Task prompt: Given the listing below, the answer must be only the number of lines containing the string "supplies".

The data:
====================

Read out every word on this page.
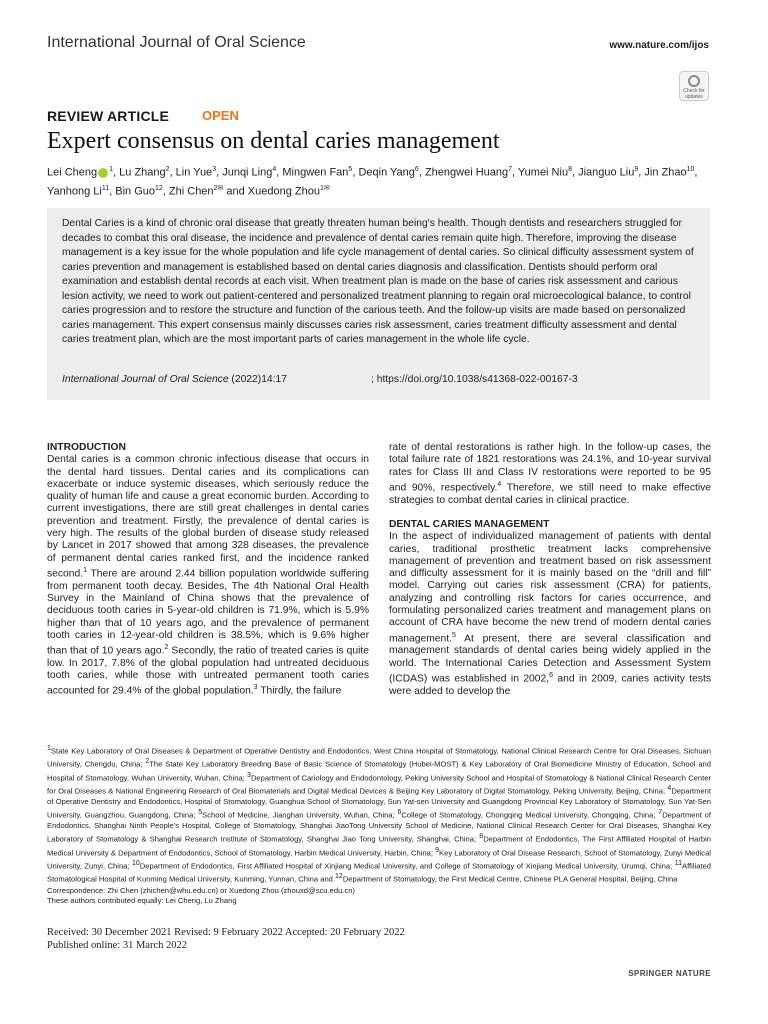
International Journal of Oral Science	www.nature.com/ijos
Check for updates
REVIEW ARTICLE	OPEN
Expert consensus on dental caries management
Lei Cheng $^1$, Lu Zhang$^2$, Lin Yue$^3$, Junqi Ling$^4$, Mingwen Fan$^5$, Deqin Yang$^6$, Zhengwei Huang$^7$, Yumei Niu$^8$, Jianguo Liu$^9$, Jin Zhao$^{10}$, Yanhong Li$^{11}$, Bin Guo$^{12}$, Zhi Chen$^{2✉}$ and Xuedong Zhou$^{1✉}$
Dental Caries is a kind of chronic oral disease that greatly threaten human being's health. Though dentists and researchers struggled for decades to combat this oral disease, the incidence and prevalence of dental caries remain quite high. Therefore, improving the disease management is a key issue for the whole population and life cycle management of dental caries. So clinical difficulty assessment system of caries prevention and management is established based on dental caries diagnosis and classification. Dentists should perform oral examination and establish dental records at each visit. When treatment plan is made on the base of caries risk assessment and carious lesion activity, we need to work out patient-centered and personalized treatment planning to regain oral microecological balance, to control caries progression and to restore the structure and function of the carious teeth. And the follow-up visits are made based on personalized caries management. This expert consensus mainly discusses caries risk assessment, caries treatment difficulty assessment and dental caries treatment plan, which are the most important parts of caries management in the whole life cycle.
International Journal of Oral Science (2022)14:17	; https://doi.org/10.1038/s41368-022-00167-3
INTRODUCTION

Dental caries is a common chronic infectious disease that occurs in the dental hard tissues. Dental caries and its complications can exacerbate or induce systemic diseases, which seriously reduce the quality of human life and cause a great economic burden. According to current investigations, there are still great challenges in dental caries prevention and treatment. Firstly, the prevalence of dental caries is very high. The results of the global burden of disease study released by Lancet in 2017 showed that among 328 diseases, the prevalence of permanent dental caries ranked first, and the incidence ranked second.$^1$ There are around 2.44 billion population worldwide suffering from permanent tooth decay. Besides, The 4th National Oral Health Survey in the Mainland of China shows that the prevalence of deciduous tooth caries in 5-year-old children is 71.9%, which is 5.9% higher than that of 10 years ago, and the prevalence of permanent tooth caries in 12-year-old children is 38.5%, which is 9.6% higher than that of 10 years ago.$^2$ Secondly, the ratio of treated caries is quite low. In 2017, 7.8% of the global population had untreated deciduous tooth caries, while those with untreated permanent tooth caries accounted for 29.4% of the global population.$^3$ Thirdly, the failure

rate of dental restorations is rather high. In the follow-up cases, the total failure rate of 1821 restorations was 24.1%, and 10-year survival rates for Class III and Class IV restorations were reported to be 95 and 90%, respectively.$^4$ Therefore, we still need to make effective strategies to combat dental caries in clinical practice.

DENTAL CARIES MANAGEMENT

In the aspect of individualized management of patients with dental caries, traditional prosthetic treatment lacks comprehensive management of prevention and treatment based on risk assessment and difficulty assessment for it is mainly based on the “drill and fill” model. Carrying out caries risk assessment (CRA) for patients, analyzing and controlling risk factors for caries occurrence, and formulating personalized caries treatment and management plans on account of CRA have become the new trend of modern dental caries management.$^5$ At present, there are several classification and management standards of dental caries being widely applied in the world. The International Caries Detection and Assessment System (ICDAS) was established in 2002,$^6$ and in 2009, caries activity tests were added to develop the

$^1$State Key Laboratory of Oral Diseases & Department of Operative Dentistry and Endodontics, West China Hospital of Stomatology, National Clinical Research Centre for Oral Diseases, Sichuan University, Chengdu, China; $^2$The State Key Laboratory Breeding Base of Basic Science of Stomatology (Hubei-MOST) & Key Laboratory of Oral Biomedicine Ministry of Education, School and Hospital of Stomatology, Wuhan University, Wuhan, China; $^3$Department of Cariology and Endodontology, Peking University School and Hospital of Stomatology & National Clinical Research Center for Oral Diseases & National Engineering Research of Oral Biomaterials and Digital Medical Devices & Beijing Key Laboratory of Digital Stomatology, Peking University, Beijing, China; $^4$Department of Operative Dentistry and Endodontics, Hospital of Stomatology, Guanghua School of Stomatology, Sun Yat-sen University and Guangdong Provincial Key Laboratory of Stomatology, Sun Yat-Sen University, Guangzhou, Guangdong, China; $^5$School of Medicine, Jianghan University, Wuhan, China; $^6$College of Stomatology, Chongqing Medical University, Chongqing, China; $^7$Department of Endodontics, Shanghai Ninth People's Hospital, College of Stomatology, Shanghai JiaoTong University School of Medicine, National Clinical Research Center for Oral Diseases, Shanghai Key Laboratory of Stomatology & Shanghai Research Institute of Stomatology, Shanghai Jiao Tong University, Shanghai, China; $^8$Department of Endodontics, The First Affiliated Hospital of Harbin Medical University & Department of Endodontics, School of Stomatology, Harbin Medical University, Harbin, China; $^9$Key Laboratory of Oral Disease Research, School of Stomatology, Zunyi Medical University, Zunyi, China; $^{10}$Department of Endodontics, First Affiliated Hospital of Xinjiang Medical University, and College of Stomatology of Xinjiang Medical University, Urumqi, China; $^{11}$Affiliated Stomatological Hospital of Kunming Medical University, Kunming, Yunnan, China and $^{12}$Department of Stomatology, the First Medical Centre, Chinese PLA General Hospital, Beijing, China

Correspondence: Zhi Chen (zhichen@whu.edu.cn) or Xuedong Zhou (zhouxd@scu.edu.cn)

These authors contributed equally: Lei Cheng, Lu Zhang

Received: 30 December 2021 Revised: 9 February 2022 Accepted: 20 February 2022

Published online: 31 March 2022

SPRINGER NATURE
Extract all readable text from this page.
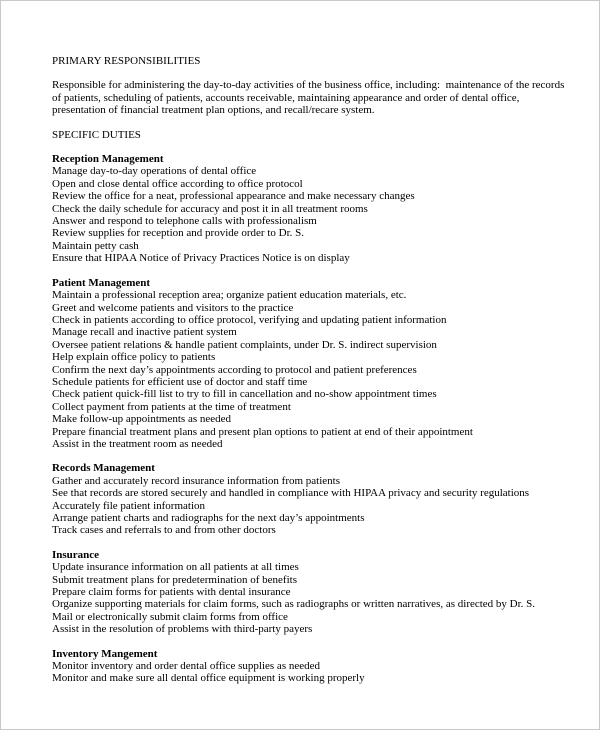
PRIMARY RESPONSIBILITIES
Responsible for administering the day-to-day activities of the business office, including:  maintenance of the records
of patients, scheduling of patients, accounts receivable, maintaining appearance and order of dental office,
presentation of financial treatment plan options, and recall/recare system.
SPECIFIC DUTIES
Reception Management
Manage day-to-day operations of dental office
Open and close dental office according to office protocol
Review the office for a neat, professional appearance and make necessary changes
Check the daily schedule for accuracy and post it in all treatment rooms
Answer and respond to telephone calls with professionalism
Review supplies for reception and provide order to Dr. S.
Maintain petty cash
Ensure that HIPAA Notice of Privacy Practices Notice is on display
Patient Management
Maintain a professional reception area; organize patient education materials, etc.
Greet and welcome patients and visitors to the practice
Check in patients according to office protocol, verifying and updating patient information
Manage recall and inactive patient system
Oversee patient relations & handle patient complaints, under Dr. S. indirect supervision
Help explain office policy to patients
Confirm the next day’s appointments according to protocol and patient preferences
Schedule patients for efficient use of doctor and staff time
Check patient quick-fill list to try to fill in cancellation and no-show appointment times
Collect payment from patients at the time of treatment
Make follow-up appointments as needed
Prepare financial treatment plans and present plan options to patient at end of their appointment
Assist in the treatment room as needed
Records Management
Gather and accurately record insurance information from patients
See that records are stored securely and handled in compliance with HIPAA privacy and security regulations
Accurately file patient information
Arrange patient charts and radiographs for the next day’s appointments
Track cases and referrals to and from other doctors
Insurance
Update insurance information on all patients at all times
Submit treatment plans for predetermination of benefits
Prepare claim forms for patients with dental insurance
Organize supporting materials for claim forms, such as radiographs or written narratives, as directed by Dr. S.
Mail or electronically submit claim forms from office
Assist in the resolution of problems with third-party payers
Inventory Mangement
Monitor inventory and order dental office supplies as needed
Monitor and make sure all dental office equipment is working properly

====================

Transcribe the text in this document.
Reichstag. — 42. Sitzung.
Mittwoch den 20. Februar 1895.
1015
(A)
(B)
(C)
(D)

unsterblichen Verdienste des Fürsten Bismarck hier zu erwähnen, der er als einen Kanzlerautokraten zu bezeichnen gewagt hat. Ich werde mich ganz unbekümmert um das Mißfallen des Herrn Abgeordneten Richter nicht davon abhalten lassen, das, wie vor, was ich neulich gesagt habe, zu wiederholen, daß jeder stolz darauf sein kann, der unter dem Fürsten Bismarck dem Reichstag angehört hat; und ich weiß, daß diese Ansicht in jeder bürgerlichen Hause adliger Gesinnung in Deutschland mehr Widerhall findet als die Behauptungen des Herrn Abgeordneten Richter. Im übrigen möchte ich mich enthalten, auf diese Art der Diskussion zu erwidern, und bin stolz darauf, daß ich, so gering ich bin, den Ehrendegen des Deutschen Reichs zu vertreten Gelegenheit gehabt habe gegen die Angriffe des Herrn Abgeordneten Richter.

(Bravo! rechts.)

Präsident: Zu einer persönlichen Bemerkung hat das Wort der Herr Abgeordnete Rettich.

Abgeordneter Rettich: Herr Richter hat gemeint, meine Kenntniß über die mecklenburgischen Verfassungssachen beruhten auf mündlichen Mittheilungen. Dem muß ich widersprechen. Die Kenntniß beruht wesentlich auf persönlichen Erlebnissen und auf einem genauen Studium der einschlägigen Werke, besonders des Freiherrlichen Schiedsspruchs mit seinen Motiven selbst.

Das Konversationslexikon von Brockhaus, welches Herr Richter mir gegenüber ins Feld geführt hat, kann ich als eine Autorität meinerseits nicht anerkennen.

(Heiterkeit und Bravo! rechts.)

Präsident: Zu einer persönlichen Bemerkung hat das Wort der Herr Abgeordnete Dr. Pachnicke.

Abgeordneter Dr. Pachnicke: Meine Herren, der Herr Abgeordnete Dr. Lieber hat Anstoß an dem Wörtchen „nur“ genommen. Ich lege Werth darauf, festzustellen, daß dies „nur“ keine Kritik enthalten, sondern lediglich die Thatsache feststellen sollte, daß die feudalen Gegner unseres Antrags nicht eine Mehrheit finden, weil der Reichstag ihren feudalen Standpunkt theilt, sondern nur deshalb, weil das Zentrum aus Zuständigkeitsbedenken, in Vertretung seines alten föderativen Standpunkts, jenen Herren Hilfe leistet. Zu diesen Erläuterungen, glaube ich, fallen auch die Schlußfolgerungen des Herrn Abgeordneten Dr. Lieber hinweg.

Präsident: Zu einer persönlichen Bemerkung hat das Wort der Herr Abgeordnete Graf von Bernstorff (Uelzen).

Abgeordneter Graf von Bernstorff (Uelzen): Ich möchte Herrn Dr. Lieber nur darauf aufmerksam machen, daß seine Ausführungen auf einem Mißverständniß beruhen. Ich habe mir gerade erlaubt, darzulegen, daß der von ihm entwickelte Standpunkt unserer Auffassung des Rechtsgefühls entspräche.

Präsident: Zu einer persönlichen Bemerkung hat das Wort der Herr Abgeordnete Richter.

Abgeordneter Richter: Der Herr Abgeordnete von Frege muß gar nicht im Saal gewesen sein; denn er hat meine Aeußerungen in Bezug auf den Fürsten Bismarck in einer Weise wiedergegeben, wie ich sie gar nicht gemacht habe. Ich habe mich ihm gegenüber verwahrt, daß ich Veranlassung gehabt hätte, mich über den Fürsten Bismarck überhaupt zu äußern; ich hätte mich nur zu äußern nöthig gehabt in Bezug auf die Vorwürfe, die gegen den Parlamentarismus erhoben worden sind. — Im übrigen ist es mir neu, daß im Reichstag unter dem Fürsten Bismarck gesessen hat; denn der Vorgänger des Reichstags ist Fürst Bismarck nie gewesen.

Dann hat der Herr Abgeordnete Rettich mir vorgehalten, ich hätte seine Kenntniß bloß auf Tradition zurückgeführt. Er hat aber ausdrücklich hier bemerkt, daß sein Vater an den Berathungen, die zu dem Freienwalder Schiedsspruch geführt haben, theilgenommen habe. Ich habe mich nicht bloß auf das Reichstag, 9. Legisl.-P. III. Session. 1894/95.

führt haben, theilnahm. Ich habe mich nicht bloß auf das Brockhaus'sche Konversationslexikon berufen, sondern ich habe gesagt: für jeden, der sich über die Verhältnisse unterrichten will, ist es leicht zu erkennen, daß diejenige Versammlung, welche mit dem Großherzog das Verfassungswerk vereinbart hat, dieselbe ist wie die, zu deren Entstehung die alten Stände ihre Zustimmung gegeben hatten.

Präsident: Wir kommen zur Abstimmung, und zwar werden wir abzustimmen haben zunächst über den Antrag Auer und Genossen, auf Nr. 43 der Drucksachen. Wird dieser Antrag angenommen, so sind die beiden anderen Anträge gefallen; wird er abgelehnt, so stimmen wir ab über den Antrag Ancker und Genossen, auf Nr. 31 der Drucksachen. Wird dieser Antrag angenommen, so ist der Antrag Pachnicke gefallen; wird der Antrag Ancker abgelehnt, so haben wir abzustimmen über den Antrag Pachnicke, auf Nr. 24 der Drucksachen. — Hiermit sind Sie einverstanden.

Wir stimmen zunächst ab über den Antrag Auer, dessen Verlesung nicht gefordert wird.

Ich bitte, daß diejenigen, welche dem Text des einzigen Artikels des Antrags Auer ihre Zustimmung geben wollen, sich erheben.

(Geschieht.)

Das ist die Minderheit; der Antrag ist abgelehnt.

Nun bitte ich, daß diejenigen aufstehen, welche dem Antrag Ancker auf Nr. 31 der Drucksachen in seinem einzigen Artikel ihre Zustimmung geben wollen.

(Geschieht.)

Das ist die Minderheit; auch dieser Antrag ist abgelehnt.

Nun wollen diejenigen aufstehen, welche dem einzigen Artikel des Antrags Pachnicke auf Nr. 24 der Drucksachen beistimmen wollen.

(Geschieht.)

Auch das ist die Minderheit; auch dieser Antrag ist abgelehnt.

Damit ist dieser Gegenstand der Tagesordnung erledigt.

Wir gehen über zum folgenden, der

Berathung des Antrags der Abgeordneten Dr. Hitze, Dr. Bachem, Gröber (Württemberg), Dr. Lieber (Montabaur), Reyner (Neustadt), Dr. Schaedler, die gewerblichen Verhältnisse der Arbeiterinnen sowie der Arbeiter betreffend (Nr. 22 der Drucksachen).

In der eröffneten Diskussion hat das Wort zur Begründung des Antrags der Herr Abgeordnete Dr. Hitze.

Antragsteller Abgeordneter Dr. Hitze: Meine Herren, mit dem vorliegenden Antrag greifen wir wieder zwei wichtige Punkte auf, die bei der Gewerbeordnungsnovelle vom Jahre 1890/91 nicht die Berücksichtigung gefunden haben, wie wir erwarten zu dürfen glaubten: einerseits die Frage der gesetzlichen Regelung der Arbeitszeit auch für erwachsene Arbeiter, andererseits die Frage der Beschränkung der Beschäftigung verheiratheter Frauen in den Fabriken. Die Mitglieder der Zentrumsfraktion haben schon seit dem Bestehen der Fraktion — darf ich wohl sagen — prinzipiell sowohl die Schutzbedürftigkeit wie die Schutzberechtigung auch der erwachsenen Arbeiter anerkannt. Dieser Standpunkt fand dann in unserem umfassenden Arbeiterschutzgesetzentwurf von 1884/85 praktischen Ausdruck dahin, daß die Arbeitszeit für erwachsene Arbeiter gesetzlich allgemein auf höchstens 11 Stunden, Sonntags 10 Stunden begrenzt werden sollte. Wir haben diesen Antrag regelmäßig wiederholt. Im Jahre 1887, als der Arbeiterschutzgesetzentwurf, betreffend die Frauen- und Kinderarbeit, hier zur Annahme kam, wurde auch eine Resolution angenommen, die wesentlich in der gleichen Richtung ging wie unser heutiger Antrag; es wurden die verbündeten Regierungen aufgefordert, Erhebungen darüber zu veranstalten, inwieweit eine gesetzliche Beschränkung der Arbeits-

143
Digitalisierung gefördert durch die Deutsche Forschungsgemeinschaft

====================

Answer box: 2